● **Work to complete**: Count every line below that contains "склонностям", then state the total with no other output.

Items from a dataset
•••••

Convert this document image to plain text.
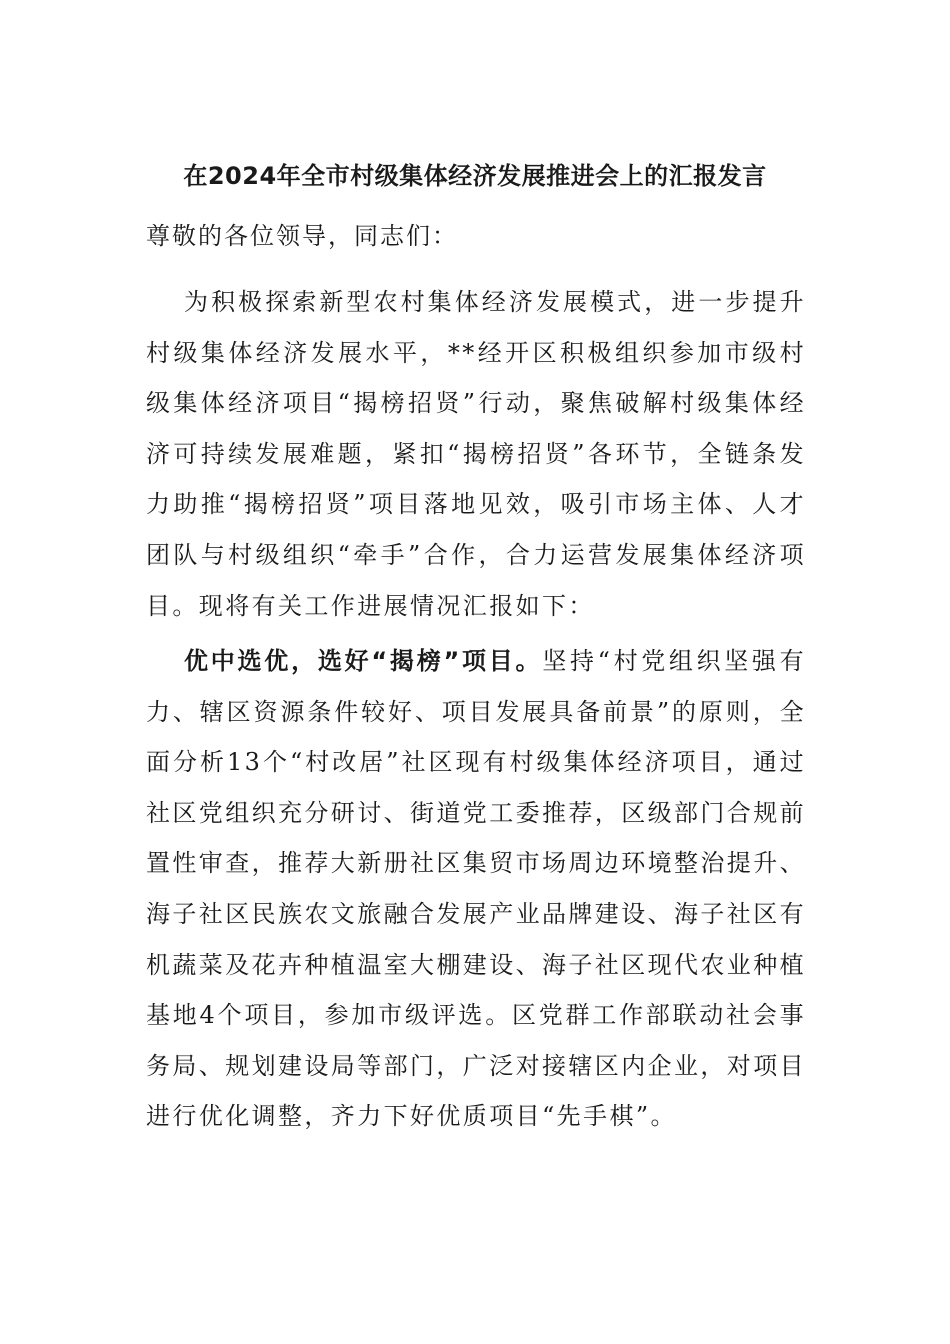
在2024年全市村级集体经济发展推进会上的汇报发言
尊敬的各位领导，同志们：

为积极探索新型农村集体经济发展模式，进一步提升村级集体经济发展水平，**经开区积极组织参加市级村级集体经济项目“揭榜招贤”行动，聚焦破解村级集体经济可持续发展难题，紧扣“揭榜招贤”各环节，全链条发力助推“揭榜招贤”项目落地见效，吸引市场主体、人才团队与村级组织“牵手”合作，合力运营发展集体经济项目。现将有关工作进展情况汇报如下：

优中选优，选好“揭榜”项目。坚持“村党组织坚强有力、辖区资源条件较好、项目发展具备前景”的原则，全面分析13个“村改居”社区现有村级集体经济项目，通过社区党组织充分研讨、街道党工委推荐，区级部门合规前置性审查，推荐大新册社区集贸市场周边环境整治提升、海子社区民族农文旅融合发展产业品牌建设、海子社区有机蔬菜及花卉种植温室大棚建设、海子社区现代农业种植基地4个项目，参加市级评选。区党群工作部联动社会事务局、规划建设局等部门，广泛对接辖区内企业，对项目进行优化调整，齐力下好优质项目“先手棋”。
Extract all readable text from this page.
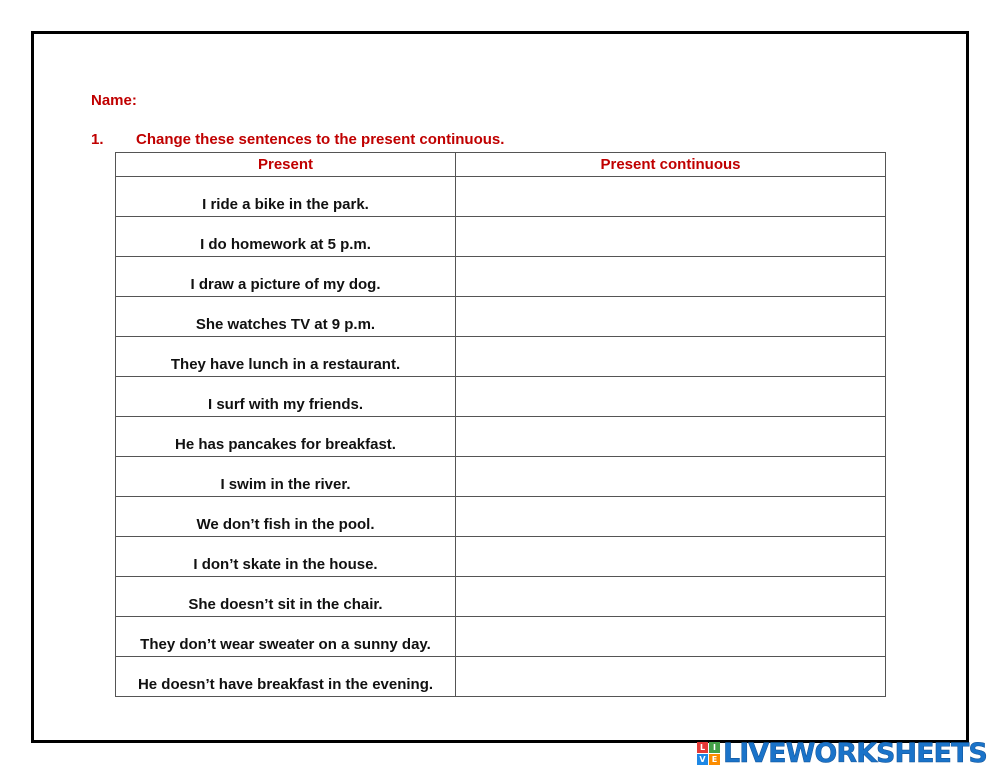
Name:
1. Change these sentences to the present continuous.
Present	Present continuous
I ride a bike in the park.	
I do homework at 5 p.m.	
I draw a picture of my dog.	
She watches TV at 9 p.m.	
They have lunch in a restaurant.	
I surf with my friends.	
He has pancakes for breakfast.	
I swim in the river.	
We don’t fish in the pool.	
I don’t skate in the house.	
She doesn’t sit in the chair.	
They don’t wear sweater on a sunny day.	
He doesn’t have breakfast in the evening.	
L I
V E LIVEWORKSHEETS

•••••

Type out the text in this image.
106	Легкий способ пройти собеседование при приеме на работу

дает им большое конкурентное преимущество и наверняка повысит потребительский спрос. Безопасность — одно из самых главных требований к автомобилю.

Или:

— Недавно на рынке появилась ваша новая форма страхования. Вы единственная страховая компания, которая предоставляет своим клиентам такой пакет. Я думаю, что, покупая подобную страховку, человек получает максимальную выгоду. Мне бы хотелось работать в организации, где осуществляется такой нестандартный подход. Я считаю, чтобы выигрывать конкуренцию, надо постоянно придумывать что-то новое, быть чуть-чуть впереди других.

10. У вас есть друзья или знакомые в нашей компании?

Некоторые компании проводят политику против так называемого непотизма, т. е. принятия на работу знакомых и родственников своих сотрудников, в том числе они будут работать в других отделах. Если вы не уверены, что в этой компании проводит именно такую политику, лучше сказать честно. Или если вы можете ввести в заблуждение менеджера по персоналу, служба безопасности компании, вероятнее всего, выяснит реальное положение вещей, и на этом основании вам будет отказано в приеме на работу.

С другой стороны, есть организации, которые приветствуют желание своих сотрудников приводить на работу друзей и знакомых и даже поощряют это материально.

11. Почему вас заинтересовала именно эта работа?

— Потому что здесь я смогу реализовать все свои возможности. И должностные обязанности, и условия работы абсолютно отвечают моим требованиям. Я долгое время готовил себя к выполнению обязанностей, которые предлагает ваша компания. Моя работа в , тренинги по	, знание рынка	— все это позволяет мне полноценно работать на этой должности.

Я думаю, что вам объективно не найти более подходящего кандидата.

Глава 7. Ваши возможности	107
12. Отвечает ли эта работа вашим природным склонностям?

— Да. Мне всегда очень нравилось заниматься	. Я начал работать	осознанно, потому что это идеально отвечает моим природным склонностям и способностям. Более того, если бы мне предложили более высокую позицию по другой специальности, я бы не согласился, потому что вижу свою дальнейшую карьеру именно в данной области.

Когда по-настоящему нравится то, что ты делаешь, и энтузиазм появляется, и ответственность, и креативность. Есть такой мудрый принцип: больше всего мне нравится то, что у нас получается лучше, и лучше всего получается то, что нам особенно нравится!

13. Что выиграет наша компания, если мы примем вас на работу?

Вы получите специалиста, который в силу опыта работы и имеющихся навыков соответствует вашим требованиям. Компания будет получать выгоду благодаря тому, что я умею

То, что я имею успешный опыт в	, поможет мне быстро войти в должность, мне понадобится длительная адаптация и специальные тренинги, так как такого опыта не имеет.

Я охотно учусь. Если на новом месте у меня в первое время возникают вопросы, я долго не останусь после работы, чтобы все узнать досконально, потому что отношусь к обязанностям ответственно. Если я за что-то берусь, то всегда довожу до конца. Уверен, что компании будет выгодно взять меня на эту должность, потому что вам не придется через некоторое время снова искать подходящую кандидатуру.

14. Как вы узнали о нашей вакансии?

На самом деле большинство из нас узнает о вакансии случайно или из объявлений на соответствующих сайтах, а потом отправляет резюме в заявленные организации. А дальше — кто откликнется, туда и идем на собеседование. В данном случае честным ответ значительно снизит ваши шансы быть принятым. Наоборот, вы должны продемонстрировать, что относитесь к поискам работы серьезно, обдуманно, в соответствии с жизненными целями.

•••••

● **Written response**: 2